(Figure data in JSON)

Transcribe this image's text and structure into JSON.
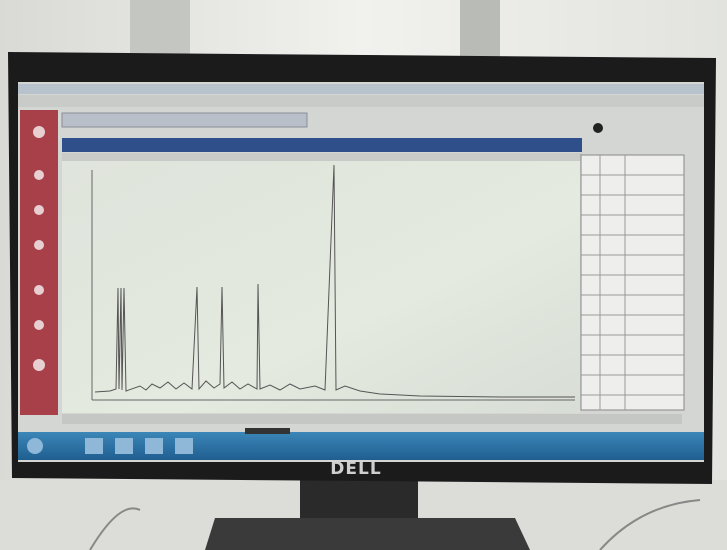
{
  "monitor": {
    "brand": "DELL"
  }
}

■ The task: Return the material exactly as given, apart from the pictures.

■ Task result:
Transcribe this image's text and structure into JSON.
{
  "monitor": {
    "brand": "DELL"
  }
}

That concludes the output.